[Saved entries]
* Begin *
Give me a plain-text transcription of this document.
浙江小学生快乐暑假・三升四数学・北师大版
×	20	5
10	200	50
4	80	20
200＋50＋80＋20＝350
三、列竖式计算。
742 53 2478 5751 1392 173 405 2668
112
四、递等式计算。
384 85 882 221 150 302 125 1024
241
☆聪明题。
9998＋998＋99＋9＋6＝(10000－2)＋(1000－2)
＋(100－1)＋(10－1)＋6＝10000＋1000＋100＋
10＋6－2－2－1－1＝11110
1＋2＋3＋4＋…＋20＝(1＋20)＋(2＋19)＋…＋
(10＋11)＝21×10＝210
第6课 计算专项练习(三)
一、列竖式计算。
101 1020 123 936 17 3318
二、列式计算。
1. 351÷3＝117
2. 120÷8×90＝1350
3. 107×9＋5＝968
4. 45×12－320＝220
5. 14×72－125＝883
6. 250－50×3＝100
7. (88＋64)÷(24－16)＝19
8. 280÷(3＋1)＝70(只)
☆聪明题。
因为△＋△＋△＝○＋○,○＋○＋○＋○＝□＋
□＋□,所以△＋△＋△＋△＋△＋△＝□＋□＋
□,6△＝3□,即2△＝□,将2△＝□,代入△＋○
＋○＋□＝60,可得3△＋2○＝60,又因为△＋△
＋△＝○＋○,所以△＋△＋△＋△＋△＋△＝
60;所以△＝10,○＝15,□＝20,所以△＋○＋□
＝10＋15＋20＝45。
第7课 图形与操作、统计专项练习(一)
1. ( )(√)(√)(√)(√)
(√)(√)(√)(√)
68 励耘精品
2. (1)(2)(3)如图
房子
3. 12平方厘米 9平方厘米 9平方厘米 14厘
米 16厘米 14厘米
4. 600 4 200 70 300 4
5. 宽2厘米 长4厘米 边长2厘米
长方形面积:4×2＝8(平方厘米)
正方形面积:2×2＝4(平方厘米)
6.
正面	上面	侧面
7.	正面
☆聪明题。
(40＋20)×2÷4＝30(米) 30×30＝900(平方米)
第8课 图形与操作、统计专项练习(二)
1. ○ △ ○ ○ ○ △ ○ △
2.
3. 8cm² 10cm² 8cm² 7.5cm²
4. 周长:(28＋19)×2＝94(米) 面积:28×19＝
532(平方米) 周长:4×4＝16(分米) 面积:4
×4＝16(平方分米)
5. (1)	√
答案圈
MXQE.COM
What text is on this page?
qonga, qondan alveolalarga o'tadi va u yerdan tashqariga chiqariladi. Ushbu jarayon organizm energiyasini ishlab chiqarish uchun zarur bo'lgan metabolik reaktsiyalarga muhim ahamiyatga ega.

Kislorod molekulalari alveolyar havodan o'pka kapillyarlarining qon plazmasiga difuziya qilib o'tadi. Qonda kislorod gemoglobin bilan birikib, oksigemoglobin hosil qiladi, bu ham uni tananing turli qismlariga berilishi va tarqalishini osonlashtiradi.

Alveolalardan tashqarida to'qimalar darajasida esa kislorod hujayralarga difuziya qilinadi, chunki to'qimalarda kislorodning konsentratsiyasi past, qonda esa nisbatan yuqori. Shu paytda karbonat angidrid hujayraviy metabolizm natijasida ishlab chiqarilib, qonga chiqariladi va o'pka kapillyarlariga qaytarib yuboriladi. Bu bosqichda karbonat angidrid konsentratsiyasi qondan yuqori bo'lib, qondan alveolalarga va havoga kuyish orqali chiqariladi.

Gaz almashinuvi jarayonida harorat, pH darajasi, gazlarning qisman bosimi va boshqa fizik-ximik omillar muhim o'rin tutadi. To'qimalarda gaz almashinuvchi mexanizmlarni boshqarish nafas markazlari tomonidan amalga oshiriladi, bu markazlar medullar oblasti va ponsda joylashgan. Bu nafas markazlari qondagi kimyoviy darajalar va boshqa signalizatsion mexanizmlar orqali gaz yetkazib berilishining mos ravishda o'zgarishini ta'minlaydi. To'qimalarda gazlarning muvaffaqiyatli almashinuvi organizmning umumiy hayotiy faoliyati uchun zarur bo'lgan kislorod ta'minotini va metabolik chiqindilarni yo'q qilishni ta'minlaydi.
* End *
## Prompt
Each line above that includes "qonga" should be shown.

## Result of this task
qonga, qondan alveolalarga o'tadi va u yerdan tashqariga chiqariladi. Ushbu jarayon organizm energiyasini ishlab chiqarish uchun zarur bo'lgan metabolik reaktsiyalarga muhim ahamiyatga ega.
Alveolalardan tashqarida to'qimalar darajasida esa kislorod hujayralarga difuziya qilinadi, chunki to'qimalarda kislorodning konsentratsiyasi past, qonda esa nisbatan yuqori. Shu paytda karbonat angidrid hujayraviy metabolizm natijasida ishlab chiqarilib, qonga chiqariladi va o'pka kapillyarlariga qaytarib yuboriladi. Bu bosqichda karbonat angidrid konsentratsiyasi qondan yuqori bo'lib, qondan alveolalarga va havoga kuyish orqali chiqariladi.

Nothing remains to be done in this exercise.